--- Begin RECORD SET ---

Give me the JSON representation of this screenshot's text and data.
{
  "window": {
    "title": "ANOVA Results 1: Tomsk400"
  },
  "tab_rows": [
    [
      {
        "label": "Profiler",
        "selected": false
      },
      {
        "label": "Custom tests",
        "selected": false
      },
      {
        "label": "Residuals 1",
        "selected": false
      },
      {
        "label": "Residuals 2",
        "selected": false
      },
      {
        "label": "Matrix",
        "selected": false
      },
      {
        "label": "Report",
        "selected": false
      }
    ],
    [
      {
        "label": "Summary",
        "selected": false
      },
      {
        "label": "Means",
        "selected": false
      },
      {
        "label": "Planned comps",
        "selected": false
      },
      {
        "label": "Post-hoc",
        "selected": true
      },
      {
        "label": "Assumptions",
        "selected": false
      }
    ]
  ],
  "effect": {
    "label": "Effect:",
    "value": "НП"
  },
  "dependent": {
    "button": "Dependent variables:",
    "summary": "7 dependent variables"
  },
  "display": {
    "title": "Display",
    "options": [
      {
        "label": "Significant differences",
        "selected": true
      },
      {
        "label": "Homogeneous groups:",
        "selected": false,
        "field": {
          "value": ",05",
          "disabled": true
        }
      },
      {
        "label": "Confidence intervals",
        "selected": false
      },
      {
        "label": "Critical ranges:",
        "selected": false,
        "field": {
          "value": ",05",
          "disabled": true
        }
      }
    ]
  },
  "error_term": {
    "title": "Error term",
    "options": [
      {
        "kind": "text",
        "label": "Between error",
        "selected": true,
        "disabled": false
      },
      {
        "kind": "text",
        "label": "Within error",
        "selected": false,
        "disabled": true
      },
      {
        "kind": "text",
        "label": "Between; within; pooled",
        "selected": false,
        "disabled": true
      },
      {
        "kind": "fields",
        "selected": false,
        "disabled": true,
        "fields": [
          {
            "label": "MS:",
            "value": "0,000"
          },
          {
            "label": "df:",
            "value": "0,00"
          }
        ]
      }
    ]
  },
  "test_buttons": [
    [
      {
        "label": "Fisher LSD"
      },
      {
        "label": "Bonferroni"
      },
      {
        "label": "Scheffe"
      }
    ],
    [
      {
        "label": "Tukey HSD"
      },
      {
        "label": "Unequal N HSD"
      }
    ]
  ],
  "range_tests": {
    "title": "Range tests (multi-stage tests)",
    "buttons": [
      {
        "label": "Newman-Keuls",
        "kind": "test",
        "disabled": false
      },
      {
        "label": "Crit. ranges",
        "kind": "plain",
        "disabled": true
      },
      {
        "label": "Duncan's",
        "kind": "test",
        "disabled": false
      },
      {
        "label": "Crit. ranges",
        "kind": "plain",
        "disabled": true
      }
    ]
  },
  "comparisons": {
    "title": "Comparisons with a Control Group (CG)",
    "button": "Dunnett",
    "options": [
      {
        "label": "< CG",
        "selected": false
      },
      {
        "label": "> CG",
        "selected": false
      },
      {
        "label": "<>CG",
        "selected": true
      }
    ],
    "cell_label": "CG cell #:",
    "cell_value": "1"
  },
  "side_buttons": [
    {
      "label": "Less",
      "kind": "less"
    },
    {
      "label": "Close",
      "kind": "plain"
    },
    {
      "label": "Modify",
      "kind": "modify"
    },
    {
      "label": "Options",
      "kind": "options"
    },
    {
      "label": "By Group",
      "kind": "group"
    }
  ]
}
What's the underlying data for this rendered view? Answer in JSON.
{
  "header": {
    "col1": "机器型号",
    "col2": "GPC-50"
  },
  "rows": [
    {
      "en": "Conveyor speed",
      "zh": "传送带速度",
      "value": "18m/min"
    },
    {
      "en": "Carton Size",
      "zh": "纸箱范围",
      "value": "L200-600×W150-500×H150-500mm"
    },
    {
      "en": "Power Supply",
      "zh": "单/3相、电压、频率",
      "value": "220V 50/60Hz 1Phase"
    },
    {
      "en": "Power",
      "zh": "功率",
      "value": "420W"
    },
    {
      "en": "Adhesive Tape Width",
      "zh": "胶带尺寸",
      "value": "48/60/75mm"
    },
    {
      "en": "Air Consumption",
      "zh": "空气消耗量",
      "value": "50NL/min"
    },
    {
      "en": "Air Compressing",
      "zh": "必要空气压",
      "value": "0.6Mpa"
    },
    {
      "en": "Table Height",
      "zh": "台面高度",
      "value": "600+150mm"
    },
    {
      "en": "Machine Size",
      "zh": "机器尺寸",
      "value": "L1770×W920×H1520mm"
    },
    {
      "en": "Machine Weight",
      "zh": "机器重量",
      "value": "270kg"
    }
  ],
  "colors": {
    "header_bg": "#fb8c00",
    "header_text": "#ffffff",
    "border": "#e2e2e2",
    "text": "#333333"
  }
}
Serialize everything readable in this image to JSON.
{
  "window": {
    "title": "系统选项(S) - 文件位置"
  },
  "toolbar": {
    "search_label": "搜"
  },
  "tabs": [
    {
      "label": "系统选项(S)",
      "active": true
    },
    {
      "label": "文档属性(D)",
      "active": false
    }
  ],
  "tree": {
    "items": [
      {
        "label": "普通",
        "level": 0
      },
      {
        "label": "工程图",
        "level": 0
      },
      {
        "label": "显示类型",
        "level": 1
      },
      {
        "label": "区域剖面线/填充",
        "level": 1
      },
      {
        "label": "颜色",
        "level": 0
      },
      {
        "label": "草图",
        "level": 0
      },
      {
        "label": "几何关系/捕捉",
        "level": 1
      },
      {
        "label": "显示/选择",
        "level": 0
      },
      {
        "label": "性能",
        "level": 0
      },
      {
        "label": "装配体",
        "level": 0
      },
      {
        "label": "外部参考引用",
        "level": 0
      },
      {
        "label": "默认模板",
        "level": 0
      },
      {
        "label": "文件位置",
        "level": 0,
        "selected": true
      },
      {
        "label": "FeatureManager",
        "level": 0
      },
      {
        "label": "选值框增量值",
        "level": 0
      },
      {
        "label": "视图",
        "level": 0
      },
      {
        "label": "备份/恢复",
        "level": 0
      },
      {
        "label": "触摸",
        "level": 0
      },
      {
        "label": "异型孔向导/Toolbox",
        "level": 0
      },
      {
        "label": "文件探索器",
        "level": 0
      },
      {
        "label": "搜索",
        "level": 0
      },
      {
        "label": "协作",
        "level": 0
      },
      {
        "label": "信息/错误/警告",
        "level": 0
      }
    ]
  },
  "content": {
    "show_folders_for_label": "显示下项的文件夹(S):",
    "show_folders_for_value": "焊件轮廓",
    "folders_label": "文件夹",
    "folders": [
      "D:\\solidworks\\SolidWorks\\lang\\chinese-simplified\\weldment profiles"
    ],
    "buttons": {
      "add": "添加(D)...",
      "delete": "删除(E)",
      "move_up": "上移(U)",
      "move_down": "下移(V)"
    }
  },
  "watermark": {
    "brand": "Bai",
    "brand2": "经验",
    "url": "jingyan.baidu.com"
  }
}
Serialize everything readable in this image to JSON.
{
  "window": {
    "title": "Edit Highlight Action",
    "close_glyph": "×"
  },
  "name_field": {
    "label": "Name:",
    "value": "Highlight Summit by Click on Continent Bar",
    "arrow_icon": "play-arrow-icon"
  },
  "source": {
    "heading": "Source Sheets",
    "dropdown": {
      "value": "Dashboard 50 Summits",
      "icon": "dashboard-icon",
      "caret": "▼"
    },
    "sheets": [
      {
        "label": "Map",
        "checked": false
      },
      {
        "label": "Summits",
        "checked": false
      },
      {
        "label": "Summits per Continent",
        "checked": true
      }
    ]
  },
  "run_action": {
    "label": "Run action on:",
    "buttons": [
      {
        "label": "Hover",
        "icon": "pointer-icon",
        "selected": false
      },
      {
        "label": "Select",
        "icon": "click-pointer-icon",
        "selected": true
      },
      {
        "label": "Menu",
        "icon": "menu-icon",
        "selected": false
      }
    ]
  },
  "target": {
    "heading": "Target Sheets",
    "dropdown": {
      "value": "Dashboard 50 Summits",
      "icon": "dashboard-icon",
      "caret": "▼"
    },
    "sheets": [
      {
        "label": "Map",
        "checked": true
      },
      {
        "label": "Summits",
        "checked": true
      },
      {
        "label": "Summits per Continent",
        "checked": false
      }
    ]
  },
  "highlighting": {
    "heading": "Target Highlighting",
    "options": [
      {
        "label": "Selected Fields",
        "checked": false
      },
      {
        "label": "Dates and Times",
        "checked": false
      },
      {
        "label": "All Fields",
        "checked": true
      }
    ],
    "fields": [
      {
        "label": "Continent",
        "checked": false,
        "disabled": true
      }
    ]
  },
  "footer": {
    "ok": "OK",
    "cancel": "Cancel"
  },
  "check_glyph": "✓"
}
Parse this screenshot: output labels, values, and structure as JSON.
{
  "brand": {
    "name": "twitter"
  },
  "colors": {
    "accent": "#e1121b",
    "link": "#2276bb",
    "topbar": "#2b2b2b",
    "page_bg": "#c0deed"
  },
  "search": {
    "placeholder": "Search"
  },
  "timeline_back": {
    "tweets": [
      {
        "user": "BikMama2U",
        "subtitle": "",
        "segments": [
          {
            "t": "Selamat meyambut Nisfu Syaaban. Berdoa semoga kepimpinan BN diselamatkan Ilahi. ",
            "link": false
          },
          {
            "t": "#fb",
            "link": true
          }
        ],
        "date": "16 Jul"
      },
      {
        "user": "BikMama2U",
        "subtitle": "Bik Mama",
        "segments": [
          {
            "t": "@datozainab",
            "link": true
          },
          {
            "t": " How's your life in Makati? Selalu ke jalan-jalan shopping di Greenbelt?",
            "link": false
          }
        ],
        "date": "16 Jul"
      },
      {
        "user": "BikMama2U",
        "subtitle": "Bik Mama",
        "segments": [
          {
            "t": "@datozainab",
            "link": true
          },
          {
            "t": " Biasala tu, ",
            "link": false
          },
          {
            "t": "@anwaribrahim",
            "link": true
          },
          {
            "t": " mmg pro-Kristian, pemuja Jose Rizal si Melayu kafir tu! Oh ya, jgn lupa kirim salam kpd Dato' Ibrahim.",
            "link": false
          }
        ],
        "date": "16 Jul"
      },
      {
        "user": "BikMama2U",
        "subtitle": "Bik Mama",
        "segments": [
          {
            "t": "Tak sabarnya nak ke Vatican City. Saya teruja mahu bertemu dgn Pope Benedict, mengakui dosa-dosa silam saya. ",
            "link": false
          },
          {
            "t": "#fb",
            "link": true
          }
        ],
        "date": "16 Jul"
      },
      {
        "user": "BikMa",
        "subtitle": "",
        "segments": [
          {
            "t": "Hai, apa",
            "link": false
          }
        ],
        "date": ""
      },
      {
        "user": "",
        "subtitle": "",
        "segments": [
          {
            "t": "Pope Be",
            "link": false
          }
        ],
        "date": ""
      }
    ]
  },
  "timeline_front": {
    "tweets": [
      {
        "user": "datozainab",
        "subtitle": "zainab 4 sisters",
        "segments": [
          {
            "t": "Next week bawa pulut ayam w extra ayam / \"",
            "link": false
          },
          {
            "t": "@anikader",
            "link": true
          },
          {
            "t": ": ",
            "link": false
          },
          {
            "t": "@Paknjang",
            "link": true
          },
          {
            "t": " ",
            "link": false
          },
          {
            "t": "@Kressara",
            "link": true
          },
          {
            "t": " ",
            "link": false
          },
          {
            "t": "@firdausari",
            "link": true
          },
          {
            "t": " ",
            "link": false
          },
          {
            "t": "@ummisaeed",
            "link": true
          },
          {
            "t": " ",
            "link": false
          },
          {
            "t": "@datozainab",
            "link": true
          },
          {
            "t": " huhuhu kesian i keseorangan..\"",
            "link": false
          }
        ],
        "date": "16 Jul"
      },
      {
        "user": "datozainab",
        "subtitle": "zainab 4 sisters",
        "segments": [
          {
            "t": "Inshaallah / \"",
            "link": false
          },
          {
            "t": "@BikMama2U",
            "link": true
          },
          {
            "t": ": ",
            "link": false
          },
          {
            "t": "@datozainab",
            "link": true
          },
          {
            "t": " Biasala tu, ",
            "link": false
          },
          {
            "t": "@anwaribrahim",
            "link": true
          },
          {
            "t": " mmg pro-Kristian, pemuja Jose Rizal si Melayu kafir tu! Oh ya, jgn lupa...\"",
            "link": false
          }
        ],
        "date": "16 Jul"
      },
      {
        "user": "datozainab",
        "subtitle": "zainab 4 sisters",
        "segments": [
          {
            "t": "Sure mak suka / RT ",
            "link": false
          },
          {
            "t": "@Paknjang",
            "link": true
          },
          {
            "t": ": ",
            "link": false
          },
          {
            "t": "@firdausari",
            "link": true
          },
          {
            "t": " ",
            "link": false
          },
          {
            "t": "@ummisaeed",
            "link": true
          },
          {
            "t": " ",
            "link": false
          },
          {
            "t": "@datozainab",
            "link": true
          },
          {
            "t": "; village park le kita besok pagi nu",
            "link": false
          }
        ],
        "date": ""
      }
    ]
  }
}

--- End RECORD SET ---

For the data above, state only how many lines include the word "Rizal".

2